▶ _Given task_:
Provide an exact copy of the data, excluding the images.

▶ _Recorded data_:
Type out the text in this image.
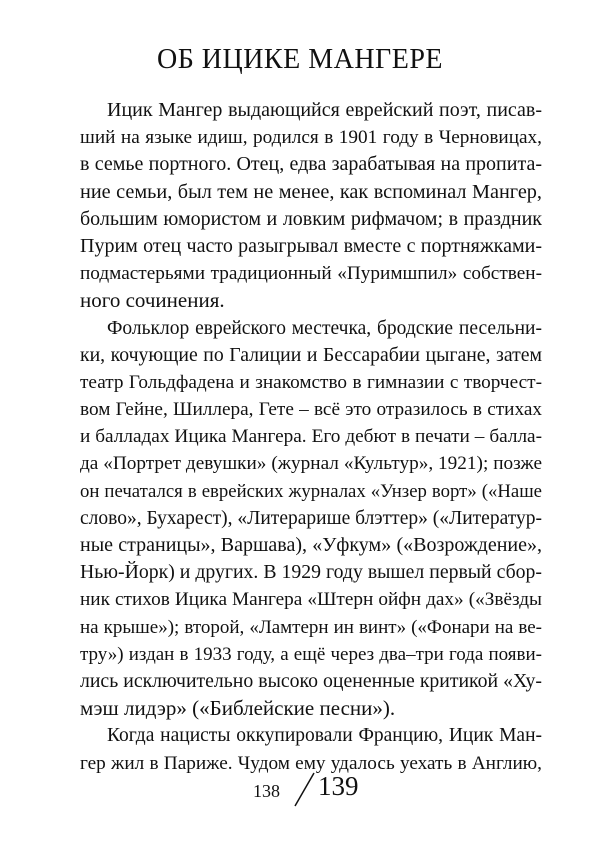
ОБ ИЦИКЕ МАНГЕРЕ
Ицик Мангер выдающийся еврейский поэт, писав-
ший на языке идиш, родился в 1901 году в Черновицах,
в семье портного. Отец, едва зарабатывая на пропита-
ние семьи, был тем не менее, как вспоминал Мангер,
большим юмористом и ловким рифмачом; в праздник
Пурим отец часто разыгрывал вместе с портняжками-
подмастерьями традиционный «Пуримшпил» собствен-
ного сочинения.
Фольклор еврейского местечка, бродские песельни-
ки, кочующие по Галиции и Бессарабии цыгане, затем
театр Гольдфадена и знакомство в гимназии с творчест-
вом Гейне, Шиллера, Гете – всё это отразилось в стихах
и балладах Ицика Мангера. Его дебют в печати – балла-
да «Портрет девушки» (журнал «Культур», 1921); позже
он печатался в еврейских журналах «Унзер ворт» («Наше
слово», Бухарест), «Литерарише блэттер» («Литератур-
ные страницы», Варшава), «Уфкум» («Возрождение»,
Нью-Йорк) и других. В 1929 году вышел первый сбор-
ник стихов Ицика Мангера «Штерн ойфн дах» («Звёзды
на крыше»); второй, «Ламтерн ин винт» («Фонари на ве-
тру») издан в 1933 году, а ещё через два–три года появи-
лись исключительно высоко оцененные критикой «Ху-
мэш лидэр» («Библейские песни»).
Когда нацисты оккупировали Францию, Ицик Ман-
гер жил в Париже. Чудом ему удалось уехать в Англию,
138 139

▶ _Finished answer_:
Type out the text in this image.
ОБ ИЦИКЕ МАНГЕРЕ
Ицик Мангер выдающийся еврейский поэт, писав-
ший на языке идиш, родился в 1901 году в Черновицах,
в семье портного. Отец, едва зарабатывая на пропита-
ние семьи, был тем не менее, как вспоминал Мангер,
большим юмористом и ловким рифмачом; в праздник
Пурим отец часто разыгрывал вместе с портняжками-
подмастерьями традиционный «Пуримшпил» собствен-
ного сочинения.
Фольклор еврейского местечка, бродские песельни-
ки, кочующие по Галиции и Бессарабии цыгане, затем
театр Гольдфадена и знакомство в гимназии с творчест-
вом Гейне, Шиллера, Гете – всё это отразилось в стихах
и балладах Ицика Мангера. Его дебют в печати – балла-
да «Портрет девушки» (журнал «Культур», 1921); позже
он печатался в еврейских журналах «Унзер ворт» («Наше
слово», Бухарест), «Литерарише блэттер» («Литератур-
ные страницы», Варшава), «Уфкум» («Возрождение»,
Нью-Йорк) и других. В 1929 году вышел первый сбор-
ник стихов Ицика Мангера «Штерн ойфн дах» («Звёзды
на крыше»); второй, «Ламтерн ин винт» («Фонари на ве-
тру») издан в 1933 году, а ещё через два–три года появи-
лись исключительно высоко оцененные критикой «Ху-
мэш лидэр» («Библейские песни»).
Когда нацисты оккупировали Францию, Ицик Ман-
гер жил в Париже. Чудом ему удалось уехать в Англию,
138 139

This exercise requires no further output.